Task objective
Write the data out again in full, with no departure from the original.
-- Begin --
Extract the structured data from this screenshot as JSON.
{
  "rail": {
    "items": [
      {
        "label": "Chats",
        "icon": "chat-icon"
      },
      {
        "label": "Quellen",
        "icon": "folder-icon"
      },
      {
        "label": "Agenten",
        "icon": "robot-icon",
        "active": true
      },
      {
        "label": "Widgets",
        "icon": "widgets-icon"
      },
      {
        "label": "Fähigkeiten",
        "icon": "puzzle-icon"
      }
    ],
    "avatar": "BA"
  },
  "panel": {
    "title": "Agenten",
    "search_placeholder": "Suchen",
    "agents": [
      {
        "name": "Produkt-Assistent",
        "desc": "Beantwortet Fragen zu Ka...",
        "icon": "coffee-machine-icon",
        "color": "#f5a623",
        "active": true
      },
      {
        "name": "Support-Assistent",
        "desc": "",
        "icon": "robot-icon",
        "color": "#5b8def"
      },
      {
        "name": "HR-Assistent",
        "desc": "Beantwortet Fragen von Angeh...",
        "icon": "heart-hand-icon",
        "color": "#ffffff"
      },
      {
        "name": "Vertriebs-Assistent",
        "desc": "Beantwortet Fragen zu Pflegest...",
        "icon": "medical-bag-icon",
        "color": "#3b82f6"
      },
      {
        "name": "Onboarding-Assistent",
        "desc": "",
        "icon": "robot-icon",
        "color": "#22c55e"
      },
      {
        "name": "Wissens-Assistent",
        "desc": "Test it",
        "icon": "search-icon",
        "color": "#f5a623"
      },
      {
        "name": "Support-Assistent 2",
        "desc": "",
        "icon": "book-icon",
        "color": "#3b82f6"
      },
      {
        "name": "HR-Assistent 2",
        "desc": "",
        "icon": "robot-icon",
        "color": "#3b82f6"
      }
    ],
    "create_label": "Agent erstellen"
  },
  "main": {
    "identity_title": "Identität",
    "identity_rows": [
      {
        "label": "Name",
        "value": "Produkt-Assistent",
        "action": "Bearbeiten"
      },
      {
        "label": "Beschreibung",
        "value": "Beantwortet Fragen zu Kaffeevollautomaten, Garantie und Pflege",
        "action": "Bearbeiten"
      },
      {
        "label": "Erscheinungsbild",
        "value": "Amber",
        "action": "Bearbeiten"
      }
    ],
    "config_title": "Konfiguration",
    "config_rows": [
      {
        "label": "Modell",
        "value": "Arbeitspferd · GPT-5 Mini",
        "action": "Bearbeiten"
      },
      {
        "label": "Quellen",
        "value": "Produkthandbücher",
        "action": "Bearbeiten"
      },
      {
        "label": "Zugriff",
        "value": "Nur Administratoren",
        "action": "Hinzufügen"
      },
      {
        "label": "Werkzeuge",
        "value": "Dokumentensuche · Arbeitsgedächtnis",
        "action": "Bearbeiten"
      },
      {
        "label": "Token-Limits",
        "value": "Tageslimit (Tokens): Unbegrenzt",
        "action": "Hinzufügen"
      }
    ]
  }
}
-- End --
Worked answer
Extract the structured data from this screenshot as JSON.
{
  "rail": {
    "items": [
      {
        "label": "Chats",
        "icon": "chat-icon"
      },
      {
        "label": "Quellen",
        "icon": "folder-icon"
      },
      {
        "label": "Agenten",
        "icon": "robot-icon",
        "active": true
      },
      {
        "label": "Widgets",
        "icon": "widgets-icon"
      },
      {
        "label": "Fähigkeiten",
        "icon": "puzzle-icon"
      }
    ],
    "avatar": "BA"
  },
  "panel": {
    "title": "Agenten",
    "search_placeholder": "Suchen",
    "agents": [
      {
        "name": "Produkt-Assistent",
        "desc": "Beantwortet Fragen zu Ka...",
        "icon": "coffee-machine-icon",
        "color": "#f5a623",
        "active": true
      },
      {
        "name": "Support-Assistent",
        "desc": "",
        "icon": "robot-icon",
        "color": "#5b8def"
      },
      {
        "name": "HR-Assistent",
        "desc": "Beantwortet Fragen von Angeh...",
        "icon": "heart-hand-icon",
        "color": "#ffffff"
      },
      {
        "name": "Vertriebs-Assistent",
        "desc": "Beantwortet Fragen zu Pflegest...",
        "icon": "medical-bag-icon",
        "color": "#3b82f6"
      },
      {
        "name": "Onboarding-Assistent",
        "desc": "",
        "icon": "robot-icon",
        "color": "#22c55e"
      },
      {
        "name": "Wissens-Assistent",
        "desc": "Test it",
        "icon": "search-icon",
        "color": "#f5a623"
      },
      {
        "name": "Support-Assistent 2",
        "desc": "",
        "icon": "book-icon",
        "color": "#3b82f6"
      },
      {
        "name": "HR-Assistent 2",
        "desc": "",
        "icon": "robot-icon",
        "color": "#3b82f6"
      }
    ],
    "create_label": "Agent erstellen"
  },
  "main": {
    "identity_title": "Identität",
    "identity_rows": [
      {
        "label": "Name",
        "value": "Produkt-Assistent",
        "action": "Bearbeiten"
      },
      {
        "label": "Beschreibung",
        "value": "Beantwortet Fragen zu Kaffeevollautomaten, Garantie und Pflege",
        "action": "Bearbeiten"
      },
      {
        "label": "Erscheinungsbild",
        "value": "Amber",
        "action": "Bearbeiten"
      }
    ],
    "config_title": "Konfiguration",
    "config_rows": [
      {
        "label": "Modell",
        "value": "Arbeitspferd · GPT-5 Mini",
        "action": "Bearbeiten"
      },
      {
        "label": "Quellen",
        "value": "Produkthandbücher",
        "action": "Bearbeiten"
      },
      {
        "label": "Zugriff",
        "value": "Nur Administratoren",
        "action": "Hinzufügen"
      },
      {
        "label": "Werkzeuge",
        "value": "Dokumentensuche · Arbeitsgedächtnis",
        "action": "Bearbeiten"
      },
      {
        "label": "Token-Limits",
        "value": "Tageslimit (Tokens): Unbegrenzt",
        "action": "Hinzufügen"
      }
    ]
  }
}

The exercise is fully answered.